Goal:
Only the pictures stay out; every record is to be quoted exactly.

::: Data rows

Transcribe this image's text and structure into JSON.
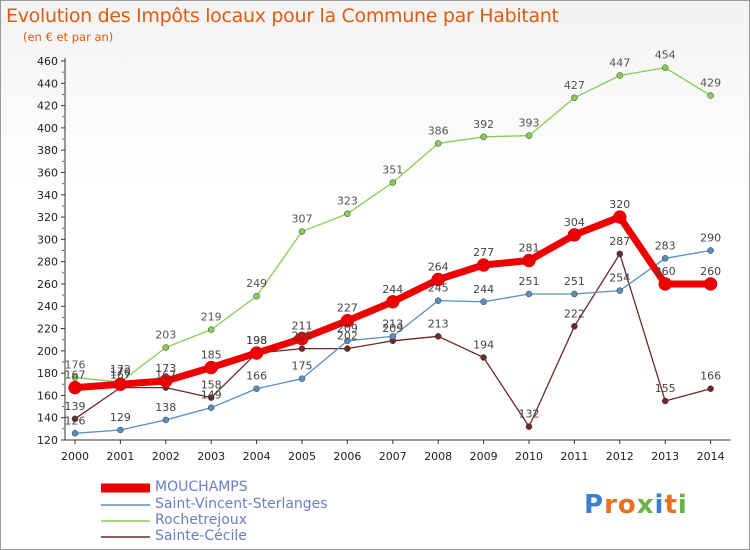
{
  "title": "Evolution des Impôts locaux pour la Commune par Habitant",
  "subtitle": "(en € et par an)",
  "logo_text": "Proxiti",
  "chart_data": {
    "type": "line",
    "x": [
      2000,
      2001,
      2002,
      2003,
      2004,
      2005,
      2006,
      2007,
      2008,
      2009,
      2010,
      2011,
      2012,
      2013,
      2014
    ],
    "ylim": [
      120,
      460
    ],
    "yticks": [
      120,
      140,
      160,
      180,
      200,
      220,
      240,
      260,
      280,
      300,
      320,
      340,
      360,
      380,
      400,
      420,
      440,
      460
    ],
    "grid": false,
    "legend_position": "bottom",
    "series": [
      {
        "name": "MOUCHAMPS",
        "color": "#ee0000",
        "values": [
          167,
          170,
          173,
          185,
          198,
          211,
          227,
          244,
          264,
          277,
          281,
          304,
          320,
          260,
          260
        ]
      },
      {
        "name": "Saint-Vincent-Sterlanges",
        "color": "#5b8ec0",
        "values": [
          126,
          129,
          138,
          149,
          166,
          175,
          209,
          213,
          245,
          244,
          251,
          251,
          254,
          283,
          290
        ]
      },
      {
        "name": "Rochetrejoux",
        "color": "#88cc55",
        "values": [
          176,
          172,
          203,
          219,
          249,
          307,
          323,
          351,
          386,
          392,
          393,
          427,
          447,
          454,
          429
        ]
      },
      {
        "name": "Sainte-Cécile",
        "color": "#6e2828",
        "values": [
          139,
          167,
          167,
          158,
          198,
          202,
          202,
          209,
          213,
          194,
          132,
          222,
          287,
          155,
          166
        ]
      }
    ]
  }
}
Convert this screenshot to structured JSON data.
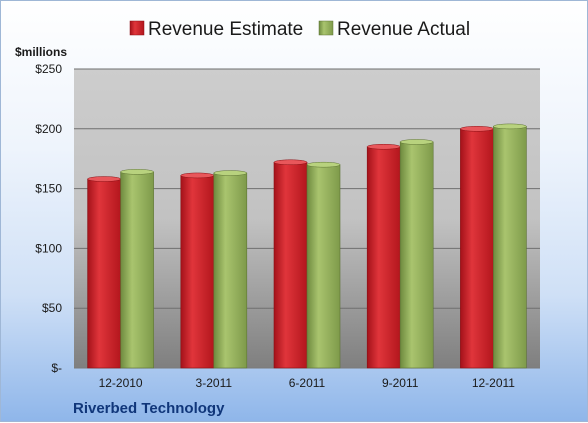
{
  "chart_data": {
    "type": "bar",
    "categories": [
      "12-2010",
      "3-2011",
      "6-2011",
      "9-2011",
      "12-2011"
    ],
    "series": [
      {
        "name": "Revenue Estimate",
        "values": [
          158,
          161,
          172,
          185,
          200
        ],
        "color": "#c0171d"
      },
      {
        "name": "Revenue Actual",
        "values": [
          164,
          163,
          170,
          189,
          202
        ],
        "color": "#8aa653"
      }
    ],
    "ylabel": "$millions",
    "ylim": [
      0,
      250
    ],
    "yticks": [
      {
        "value": 250,
        "label": "$250"
      },
      {
        "value": 200,
        "label": "$200"
      },
      {
        "value": 150,
        "label": "$150"
      },
      {
        "value": 100,
        "label": "$100"
      },
      {
        "value": 50,
        "label": "$50"
      },
      {
        "value": 0,
        "label": "$-"
      }
    ],
    "grid": true,
    "legend": "top"
  },
  "footer": {
    "company": "Riverbed Technology"
  }
}
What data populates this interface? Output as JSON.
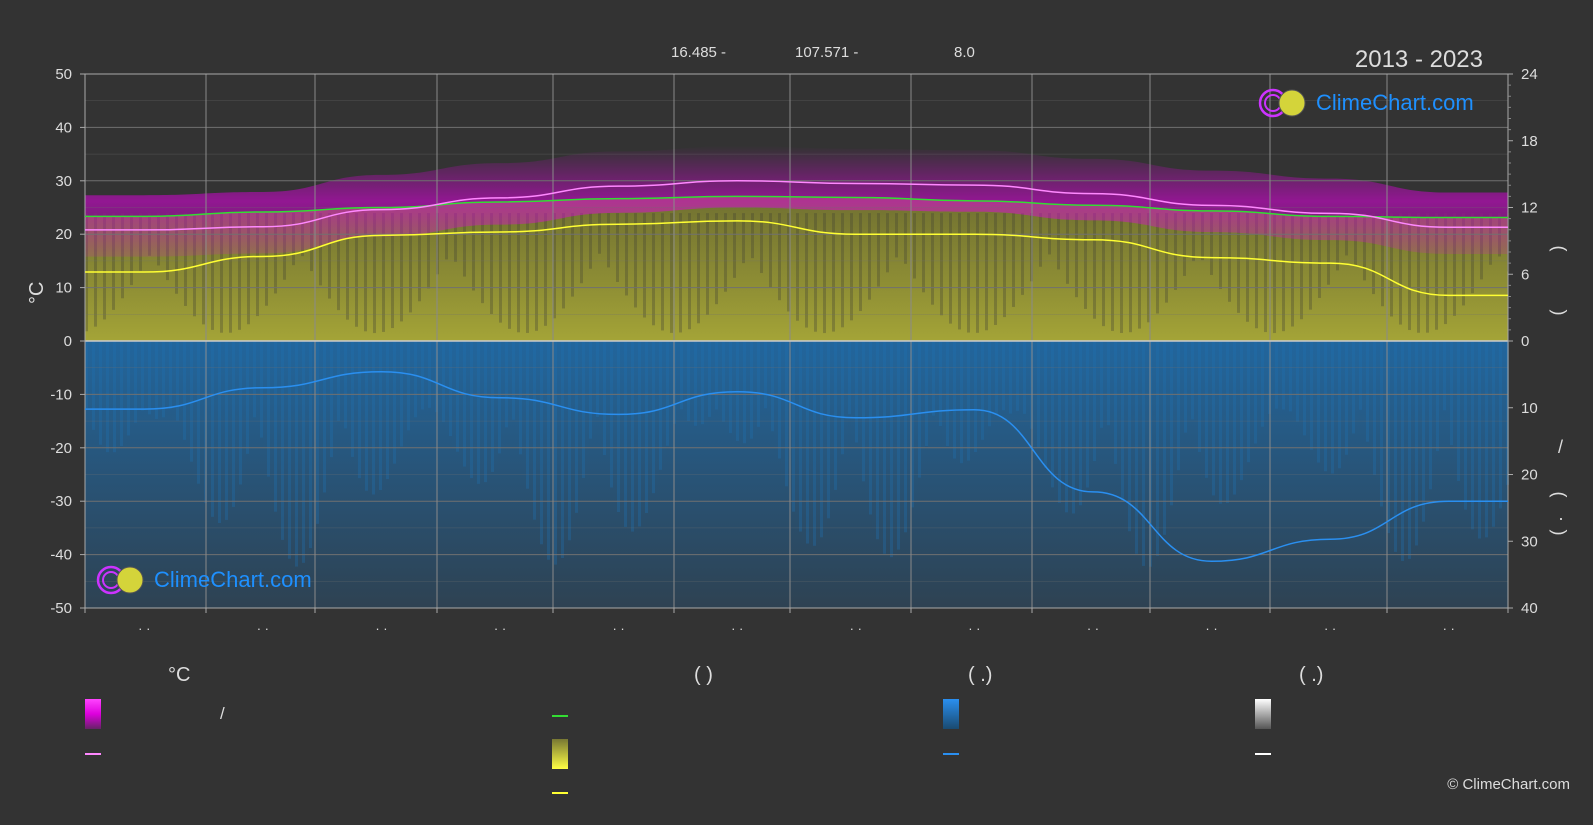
{
  "header": {
    "lat_value": "16.485 -",
    "lon_value": "107.571 -",
    "tz_value": "8.0",
    "period": "2013 - 2023"
  },
  "axes": {
    "left_unit": "°C",
    "right_marks_top": [
      "(",
      ")"
    ],
    "right_marks_bottom": [
      "/",
      "(",
      "·",
      ")"
    ]
  },
  "legend": {
    "col1_title": "°C",
    "col1_row1_sep": "/",
    "col2_title": "(           )",
    "col3_title": "(    .)",
    "col4_title": "(    .)"
  },
  "logo_text": "ClimeChart.com",
  "copyright": "© ClimeChart.com",
  "colors": {
    "background": "#333333",
    "temperature_band": "#e000e0",
    "temperature_line": "#ff88ff",
    "daylight_line": "#33dd33",
    "sunshine_band": "#bcbc30",
    "sunshine_line": "#ffff33",
    "precipitation_band": "#1f6fb0",
    "precipitation_line": "#2a8ff0",
    "grid": "#707070"
  },
  "chart_data": {
    "type": "area",
    "x_months": 12,
    "x_tick_labels": [
      "· ·",
      "· ·",
      "· ·",
      "· ·",
      "· ·",
      "· ·",
      "· ·",
      "· ·",
      "· ·",
      "· ·",
      "· ·",
      "· ·"
    ],
    "left_axis": {
      "label": "°C",
      "ylim": [
        -50,
        50
      ],
      "ticks": [
        50,
        40,
        30,
        20,
        10,
        0,
        -10,
        -20,
        -30,
        -40,
        -50
      ]
    },
    "right_axis_top": {
      "ylim": [
        0,
        24
      ],
      "ticks": [
        24,
        18,
        12,
        6,
        0
      ]
    },
    "right_axis_bottom": {
      "ylim": [
        0,
        40
      ],
      "ticks": [
        0,
        10,
        20,
        30,
        40
      ]
    },
    "grid": true,
    "series": [
      {
        "key": "temperature_mean",
        "values": [
          20.8,
          21.4,
          24.6,
          26.8,
          29.0,
          30.0,
          29.5,
          29.2,
          27.6,
          25.4,
          23.9,
          21.3
        ]
      },
      {
        "key": "daylight_hours",
        "values": [
          11.2,
          11.6,
          12.0,
          12.5,
          12.8,
          13.0,
          12.9,
          12.6,
          12.2,
          11.7,
          11.2,
          11.1
        ]
      },
      {
        "key": "sunshine_hours",
        "values": [
          6.2,
          7.6,
          9.5,
          9.8,
          10.5,
          10.8,
          9.6,
          9.6,
          9.1,
          7.5,
          7.0,
          4.1
        ]
      },
      {
        "key": "precipitation_mm",
        "values": [
          10.2,
          7.0,
          4.6,
          8.5,
          11.0,
          7.6,
          11.5,
          10.3,
          22.6,
          33.0,
          29.7,
          24.0
        ]
      }
    ]
  }
}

::::::

Written response:
Transcribe this image's text and structure into JSON.
{
  "title": "Evolution des Impôts locaux pour la Commune par Habitant",
  "subtitle": "(en € et par an)",
  "logo_text": "Proxiti",
  "chart_data": {
    "type": "line",
    "x": [
      2000,
      2001,
      2002,
      2003,
      2004,
      2005,
      2006,
      2007,
      2008,
      2009,
      2010,
      2011,
      2012,
      2013,
      2014
    ],
    "ylim": [
      120,
      460
    ],
    "yticks": [
      120,
      140,
      160,
      180,
      200,
      220,
      240,
      260,
      280,
      300,
      320,
      340,
      360,
      380,
      400,
      420,
      440,
      460
    ],
    "grid": false,
    "legend_position": "bottom",
    "series": [
      {
        "name": "MOUCHAMPS",
        "color": "#ee0000",
        "values": [
          167,
          170,
          173,
          185,
          198,
          211,
          227,
          244,
          264,
          277,
          281,
          304,
          320,
          260,
          260
        ]
      },
      {
        "name": "Saint-Vincent-Sterlanges",
        "color": "#5b8ec0",
        "values": [
          126,
          129,
          138,
          149,
          166,
          175,
          209,
          213,
          245,
          244,
          251,
          251,
          254,
          283,
          290
        ]
      },
      {
        "name": "Rochetrejoux",
        "color": "#88cc55",
        "values": [
          176,
          172,
          203,
          219,
          249,
          307,
          323,
          351,
          386,
          392,
          393,
          427,
          447,
          454,
          429
        ]
      },
      {
        "name": "Sainte-Cécile",
        "color": "#6e2828",
        "values": [
          139,
          167,
          167,
          158,
          198,
          202,
          202,
          209,
          213,
          194,
          132,
          222,
          287,
          155,
          166
        ]
      }
    ]
  }
}
Convert this screenshot to structured JSON data.
{
  "chart_data": {
    "type": "bar",
    "categories": [
      "12-2010",
      "3-2011",
      "6-2011",
      "9-2011",
      "12-2011"
    ],
    "series": [
      {
        "name": "Revenue Estimate",
        "values": [
          158,
          161,
          172,
          185,
          200
        ],
        "color": "#c0171d"
      },
      {
        "name": "Revenue Actual",
        "values": [
          164,
          163,
          170,
          189,
          202
        ],
        "color": "#8aa653"
      }
    ],
    "ylabel": "$millions",
    "ylim": [
      0,
      250
    ],
    "yticks": [
      {
        "value": 250,
        "label": "$250"
      },
      {
        "value": 200,
        "label": "$200"
      },
      {
        "value": 150,
        "label": "$150"
      },
      {
        "value": 100,
        "label": "$100"
      },
      {
        "value": 50,
        "label": "$50"
      },
      {
        "value": 0,
        "label": "$-"
      }
    ],
    "grid": true,
    "legend": "top"
  },
  "footer": {
    "company": "Riverbed Technology"
  }
}
What data populates this interface? Output as JSON.
{
  "header": {
    "lat_value": "16.485 -",
    "lon_value": "107.571 -",
    "tz_value": "8.0",
    "period": "2013 - 2023"
  },
  "axes": {
    "left_unit": "°C",
    "right_marks_top": [
      "(",
      ")"
    ],
    "right_marks_bottom": [
      "/",
      "(",
      "·",
      ")"
    ]
  },
  "legend": {
    "col1_title": "°C",
    "col1_row1_sep": "/",
    "col2_title": "(           )",
    "col3_title": "(    .)",
    "col4_title": "(    .)"
  },
  "logo_text": "ClimeChart.com",
  "copyright": "© ClimeChart.com",
  "colors": {
    "background": "#333333",
    "temperature_band": "#e000e0",
    "temperature_line": "#ff88ff",
    "daylight_line": "#33dd33",
    "sunshine_band": "#bcbc30",
    "sunshine_line": "#ffff33",
    "precipitation_band": "#1f6fb0",
    "precipitation_line": "#2a8ff0",
    "grid": "#707070"
  },
  "chart_data": {
    "type": "area",
    "x_months": 12,
    "x_tick_labels": [
      "· ·",
      "· ·",
      "· ·",
      "· ·",
      "· ·",
      "· ·",
      "· ·",
      "· ·",
      "· ·",
      "· ·",
      "· ·",
      "· ·"
    ],
    "left_axis": {
      "label": "°C",
      "ylim": [
        -50,
        50
      ],
      "ticks": [
        50,
        40,
        30,
        20,
        10,
        0,
        -10,
        -20,
        -30,
        -40,
        -50
      ]
    },
    "right_axis_top": {
      "ylim": [
        0,
        24
      ],
      "ticks": [
        24,
        18,
        12,
        6,
        0
      ]
    },
    "right_axis_bottom": {
      "ylim": [
        0,
        40
      ],
      "ticks": [
        0,
        10,
        20,
        30,
        40
      ]
    },
    "grid": true,
    "series": [
      {
        "key": "temperature_mean",
        "values": [
          20.8,
          21.4,
          24.6,
          26.8,
          29.0,
          30.0,
          29.5,
          29.2,
          27.6,
          25.4,
          23.9,
          21.3
        ]
      },
      {
        "key": "daylight_hours",
        "values": [
          11.2,
          11.6,
          12.0,
          12.5,
          12.8,
          13.0,
          12.9,
          12.6,
          12.2,
          11.7,
          11.2,
          11.1
        ]
      },
      {
        "key": "sunshine_hours",
        "values": [
          6.2,
          7.6,
          9.5,
          9.8,
          10.5,
          10.8,
          9.6,
          9.6,
          9.1,
          7.5,
          7.0,
          4.1
        ]
      },
      {
        "key": "precipitation_mm",
        "values": [
          10.2,
          7.0,
          4.6,
          8.5,
          11.0,
          7.6,
          11.5,
          10.3,
          22.6,
          33.0,
          29.7,
          24.0
        ]
      }
    ]
  }
}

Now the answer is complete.